[Begin MATERIAL FOR THIS EXERCISE]

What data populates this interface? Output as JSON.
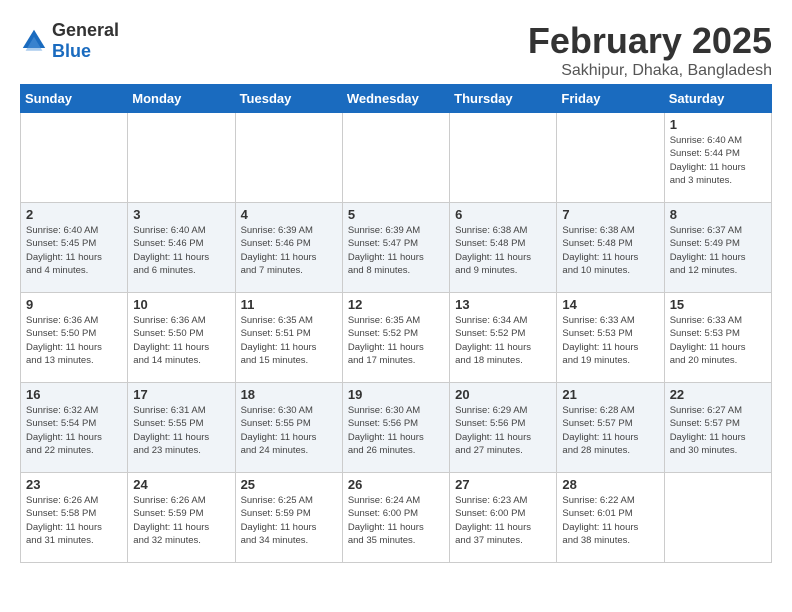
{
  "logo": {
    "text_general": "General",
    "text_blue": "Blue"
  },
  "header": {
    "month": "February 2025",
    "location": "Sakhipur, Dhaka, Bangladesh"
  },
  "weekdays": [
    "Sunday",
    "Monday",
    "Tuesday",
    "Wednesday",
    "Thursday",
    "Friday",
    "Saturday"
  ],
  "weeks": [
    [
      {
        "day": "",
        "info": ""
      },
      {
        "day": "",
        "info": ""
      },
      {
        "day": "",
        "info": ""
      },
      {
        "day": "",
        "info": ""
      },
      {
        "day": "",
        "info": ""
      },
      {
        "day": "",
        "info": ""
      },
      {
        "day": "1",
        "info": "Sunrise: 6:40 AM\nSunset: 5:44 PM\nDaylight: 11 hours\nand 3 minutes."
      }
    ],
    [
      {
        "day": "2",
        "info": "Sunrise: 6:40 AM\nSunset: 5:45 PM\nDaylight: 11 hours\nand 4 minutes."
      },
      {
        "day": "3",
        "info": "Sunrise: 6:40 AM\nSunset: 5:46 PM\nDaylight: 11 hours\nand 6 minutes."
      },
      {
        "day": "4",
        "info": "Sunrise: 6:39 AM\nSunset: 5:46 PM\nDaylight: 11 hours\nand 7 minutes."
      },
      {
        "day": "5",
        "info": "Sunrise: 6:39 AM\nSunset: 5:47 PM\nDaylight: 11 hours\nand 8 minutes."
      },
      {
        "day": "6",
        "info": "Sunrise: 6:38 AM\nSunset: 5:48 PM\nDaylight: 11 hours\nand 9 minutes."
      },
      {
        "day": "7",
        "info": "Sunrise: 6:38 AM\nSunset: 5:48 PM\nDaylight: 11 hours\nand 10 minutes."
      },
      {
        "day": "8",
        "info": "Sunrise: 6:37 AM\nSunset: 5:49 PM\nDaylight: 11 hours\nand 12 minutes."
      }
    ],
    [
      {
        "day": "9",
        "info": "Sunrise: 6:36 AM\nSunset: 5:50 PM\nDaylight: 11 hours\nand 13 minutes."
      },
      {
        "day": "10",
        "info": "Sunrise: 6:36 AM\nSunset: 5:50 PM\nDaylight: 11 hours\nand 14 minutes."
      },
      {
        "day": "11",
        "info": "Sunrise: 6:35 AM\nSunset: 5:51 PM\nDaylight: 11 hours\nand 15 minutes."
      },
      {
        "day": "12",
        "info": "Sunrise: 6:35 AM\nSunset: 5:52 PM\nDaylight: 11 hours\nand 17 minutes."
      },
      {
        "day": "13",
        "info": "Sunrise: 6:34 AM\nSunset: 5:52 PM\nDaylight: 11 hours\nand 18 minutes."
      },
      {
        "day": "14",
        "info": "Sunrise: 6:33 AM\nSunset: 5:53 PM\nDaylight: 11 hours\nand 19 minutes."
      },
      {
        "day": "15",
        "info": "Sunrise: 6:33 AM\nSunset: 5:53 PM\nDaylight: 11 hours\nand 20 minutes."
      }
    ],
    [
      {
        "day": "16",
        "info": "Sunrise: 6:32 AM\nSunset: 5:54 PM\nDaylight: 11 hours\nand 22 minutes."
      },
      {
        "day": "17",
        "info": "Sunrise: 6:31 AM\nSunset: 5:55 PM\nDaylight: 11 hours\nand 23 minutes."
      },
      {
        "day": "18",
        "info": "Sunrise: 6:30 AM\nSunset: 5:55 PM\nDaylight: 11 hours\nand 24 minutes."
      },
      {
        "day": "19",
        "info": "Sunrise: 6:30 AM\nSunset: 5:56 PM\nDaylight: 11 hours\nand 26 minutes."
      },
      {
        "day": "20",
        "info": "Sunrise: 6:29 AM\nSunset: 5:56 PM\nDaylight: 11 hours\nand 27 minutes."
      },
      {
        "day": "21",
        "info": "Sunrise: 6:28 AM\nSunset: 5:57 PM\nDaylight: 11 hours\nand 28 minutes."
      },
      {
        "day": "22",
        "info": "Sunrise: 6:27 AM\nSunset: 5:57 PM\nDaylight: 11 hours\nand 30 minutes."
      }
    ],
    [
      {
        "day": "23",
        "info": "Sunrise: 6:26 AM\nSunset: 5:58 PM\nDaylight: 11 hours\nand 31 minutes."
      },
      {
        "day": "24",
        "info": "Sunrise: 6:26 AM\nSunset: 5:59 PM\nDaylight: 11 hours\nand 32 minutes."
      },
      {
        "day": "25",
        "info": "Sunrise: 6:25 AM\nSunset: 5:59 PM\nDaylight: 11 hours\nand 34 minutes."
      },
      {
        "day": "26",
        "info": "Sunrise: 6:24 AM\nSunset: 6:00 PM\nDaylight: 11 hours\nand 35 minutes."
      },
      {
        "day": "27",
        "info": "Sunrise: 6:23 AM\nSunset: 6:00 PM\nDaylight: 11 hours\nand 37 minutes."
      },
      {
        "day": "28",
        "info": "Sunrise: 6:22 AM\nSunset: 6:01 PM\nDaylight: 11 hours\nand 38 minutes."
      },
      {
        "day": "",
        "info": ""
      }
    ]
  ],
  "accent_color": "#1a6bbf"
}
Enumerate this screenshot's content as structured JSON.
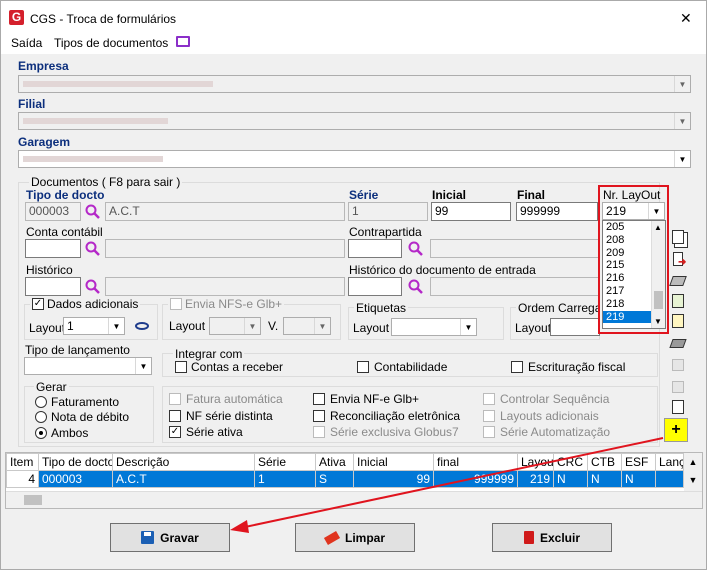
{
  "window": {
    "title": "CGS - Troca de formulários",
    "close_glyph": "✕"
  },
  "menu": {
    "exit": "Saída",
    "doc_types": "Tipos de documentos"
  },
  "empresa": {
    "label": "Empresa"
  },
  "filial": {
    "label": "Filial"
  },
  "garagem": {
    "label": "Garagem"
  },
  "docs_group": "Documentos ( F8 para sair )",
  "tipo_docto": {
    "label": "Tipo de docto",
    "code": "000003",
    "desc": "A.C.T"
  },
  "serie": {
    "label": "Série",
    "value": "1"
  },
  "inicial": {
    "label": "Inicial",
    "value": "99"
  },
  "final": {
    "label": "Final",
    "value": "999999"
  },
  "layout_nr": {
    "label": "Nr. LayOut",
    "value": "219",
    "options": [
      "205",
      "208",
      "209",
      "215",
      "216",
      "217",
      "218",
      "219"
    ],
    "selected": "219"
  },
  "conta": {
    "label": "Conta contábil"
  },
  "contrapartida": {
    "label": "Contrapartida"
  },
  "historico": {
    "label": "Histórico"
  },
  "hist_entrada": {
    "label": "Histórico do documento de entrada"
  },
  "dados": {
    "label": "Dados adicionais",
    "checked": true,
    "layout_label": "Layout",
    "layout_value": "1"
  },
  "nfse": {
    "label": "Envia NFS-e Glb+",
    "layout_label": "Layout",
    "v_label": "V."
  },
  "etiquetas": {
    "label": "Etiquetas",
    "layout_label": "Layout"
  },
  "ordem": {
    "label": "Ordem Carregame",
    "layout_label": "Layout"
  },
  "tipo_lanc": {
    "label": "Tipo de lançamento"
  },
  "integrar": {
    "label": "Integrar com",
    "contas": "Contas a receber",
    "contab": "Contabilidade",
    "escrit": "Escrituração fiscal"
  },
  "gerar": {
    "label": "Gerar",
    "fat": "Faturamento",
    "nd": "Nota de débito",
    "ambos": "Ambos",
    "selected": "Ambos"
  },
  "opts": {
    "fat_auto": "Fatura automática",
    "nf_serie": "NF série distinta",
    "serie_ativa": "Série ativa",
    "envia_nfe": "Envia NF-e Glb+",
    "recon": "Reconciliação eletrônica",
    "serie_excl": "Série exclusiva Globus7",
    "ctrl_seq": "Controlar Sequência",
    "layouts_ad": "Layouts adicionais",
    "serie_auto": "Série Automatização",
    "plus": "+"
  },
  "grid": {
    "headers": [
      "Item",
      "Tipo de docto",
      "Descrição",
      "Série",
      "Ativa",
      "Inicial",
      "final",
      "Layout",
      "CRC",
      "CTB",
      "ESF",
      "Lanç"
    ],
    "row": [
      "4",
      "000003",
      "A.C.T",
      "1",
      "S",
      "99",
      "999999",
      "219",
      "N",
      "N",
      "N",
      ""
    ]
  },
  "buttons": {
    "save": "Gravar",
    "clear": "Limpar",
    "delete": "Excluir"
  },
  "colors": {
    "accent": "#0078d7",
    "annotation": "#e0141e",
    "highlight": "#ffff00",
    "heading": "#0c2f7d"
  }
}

[End MATERIAL FOR THIS EXERCISE]
[Begin MATERIAL FOR THIS EXERCISE]

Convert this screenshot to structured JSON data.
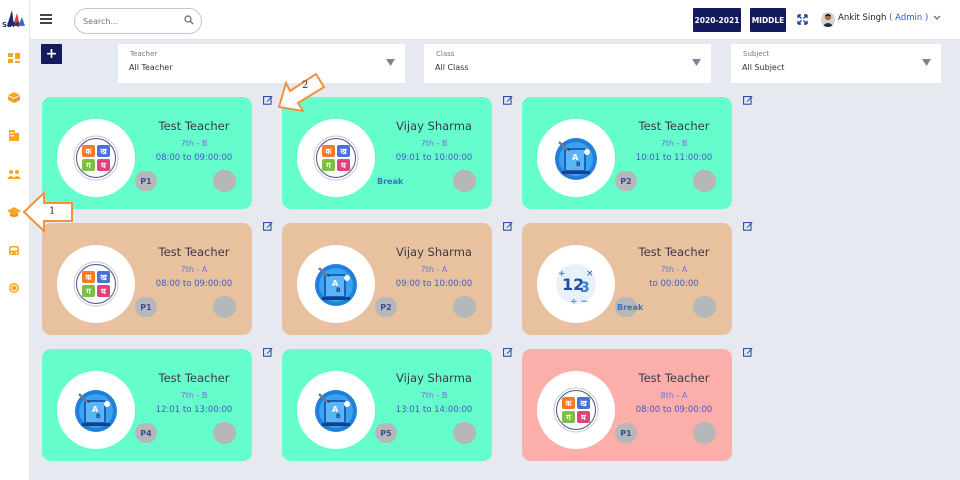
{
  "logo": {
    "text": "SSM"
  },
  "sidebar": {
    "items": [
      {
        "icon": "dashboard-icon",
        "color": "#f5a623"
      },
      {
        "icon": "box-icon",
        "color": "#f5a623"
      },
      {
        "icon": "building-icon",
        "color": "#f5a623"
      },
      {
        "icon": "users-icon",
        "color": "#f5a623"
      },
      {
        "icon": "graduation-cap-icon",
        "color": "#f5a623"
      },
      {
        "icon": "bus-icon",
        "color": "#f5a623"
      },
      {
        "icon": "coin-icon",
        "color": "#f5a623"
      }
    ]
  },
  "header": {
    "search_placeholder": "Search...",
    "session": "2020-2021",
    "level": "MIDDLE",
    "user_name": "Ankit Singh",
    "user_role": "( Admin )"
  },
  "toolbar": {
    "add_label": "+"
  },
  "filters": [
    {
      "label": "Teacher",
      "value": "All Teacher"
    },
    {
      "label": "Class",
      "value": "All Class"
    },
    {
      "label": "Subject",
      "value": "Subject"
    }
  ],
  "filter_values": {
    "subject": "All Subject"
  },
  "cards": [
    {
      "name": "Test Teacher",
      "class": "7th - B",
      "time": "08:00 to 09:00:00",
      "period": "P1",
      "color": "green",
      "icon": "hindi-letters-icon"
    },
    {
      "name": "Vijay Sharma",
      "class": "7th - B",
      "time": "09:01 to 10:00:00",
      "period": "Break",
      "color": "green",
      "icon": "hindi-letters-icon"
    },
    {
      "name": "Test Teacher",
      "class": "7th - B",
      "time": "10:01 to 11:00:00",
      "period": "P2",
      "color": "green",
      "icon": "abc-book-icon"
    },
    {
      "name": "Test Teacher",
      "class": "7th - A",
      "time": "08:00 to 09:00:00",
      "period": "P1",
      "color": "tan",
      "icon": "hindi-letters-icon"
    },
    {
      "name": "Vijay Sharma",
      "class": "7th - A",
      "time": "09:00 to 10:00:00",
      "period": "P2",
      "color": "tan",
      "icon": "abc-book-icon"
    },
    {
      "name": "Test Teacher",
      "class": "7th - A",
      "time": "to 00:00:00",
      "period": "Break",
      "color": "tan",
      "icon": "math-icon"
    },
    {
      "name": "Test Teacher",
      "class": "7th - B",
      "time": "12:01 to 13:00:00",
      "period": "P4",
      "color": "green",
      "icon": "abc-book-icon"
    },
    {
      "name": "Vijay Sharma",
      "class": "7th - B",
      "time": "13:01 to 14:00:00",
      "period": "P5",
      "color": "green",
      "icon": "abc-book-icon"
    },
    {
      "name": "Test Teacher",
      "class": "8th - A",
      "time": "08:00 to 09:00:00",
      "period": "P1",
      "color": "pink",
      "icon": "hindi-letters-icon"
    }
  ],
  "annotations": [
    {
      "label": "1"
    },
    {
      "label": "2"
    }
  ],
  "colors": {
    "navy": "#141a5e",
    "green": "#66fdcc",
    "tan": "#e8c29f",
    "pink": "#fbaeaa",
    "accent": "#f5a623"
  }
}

[End MATERIAL FOR THIS EXERCISE]

• GIVEN EXERCISE: Check every line of the data, and copy the ones that contain "adicionais".

• FULL RESPONSE:
    "label": "Dados adicionais",
    "layouts_ad": "Layouts adicionais",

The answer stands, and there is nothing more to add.